**Request:** Check each line of the records below for the string "schermo", then state how many lines contain it, with no other output.

>> Begin Records for this task

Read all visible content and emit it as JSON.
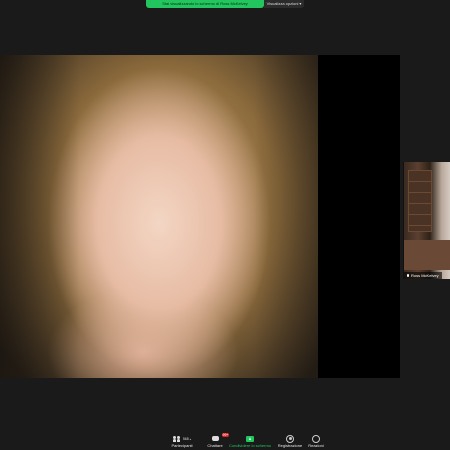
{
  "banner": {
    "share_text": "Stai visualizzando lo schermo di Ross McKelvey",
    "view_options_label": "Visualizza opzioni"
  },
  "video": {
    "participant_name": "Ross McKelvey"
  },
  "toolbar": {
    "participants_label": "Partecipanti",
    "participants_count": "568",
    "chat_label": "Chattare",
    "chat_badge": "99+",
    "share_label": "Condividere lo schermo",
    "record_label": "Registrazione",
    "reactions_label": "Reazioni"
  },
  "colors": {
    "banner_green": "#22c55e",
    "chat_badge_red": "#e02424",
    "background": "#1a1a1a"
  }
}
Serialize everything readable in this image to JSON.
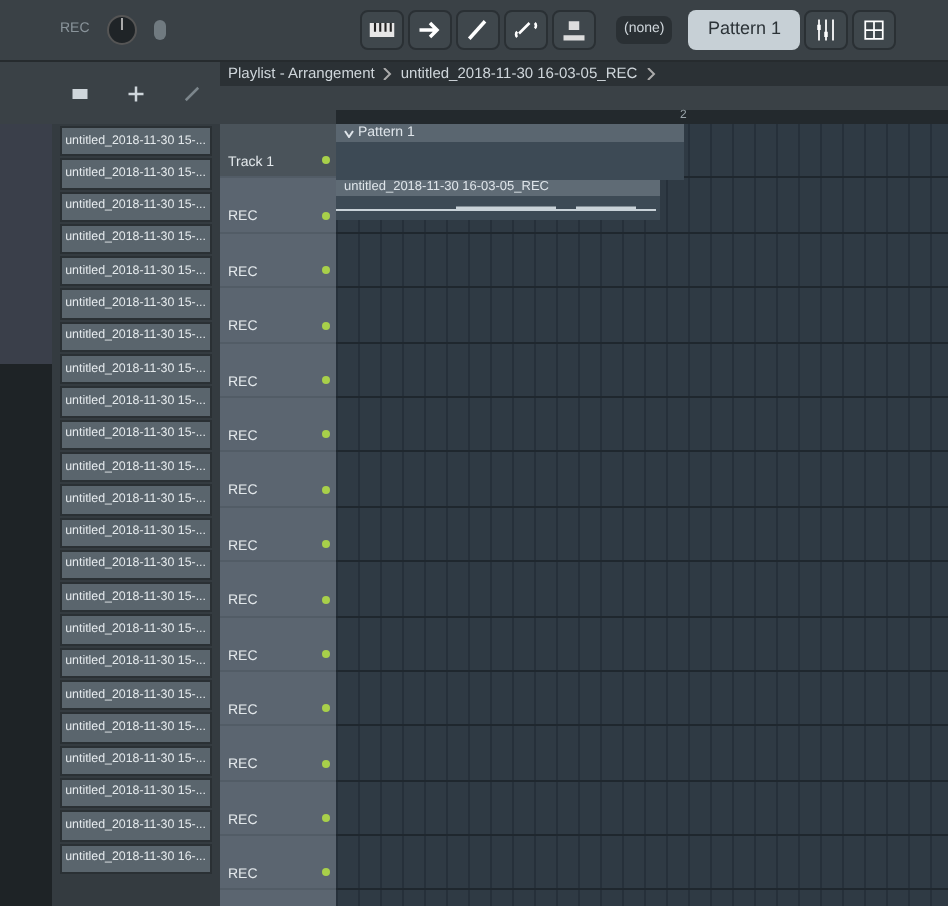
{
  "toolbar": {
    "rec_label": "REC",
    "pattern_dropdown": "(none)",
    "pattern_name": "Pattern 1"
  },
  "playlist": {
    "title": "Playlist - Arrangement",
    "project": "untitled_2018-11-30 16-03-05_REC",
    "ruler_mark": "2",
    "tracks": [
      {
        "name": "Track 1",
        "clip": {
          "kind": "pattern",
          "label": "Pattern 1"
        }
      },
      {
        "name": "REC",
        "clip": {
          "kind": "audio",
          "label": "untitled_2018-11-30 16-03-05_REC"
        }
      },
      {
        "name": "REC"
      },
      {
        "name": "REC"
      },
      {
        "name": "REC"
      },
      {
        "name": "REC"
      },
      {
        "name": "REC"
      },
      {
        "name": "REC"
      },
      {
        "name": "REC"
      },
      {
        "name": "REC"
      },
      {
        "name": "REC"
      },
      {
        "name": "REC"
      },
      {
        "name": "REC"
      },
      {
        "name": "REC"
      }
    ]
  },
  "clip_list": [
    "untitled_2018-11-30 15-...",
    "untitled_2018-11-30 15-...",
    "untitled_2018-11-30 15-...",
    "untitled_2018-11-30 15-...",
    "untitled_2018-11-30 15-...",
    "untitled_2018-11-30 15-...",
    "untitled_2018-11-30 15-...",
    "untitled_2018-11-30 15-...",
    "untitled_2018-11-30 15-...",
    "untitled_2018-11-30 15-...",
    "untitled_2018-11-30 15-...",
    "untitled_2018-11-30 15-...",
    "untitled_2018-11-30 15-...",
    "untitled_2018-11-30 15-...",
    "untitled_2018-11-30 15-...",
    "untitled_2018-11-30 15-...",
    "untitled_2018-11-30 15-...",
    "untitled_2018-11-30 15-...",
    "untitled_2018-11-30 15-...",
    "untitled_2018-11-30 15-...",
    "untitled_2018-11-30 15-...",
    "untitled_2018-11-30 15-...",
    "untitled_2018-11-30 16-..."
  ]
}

>> End Records for this task

**Reply:** 2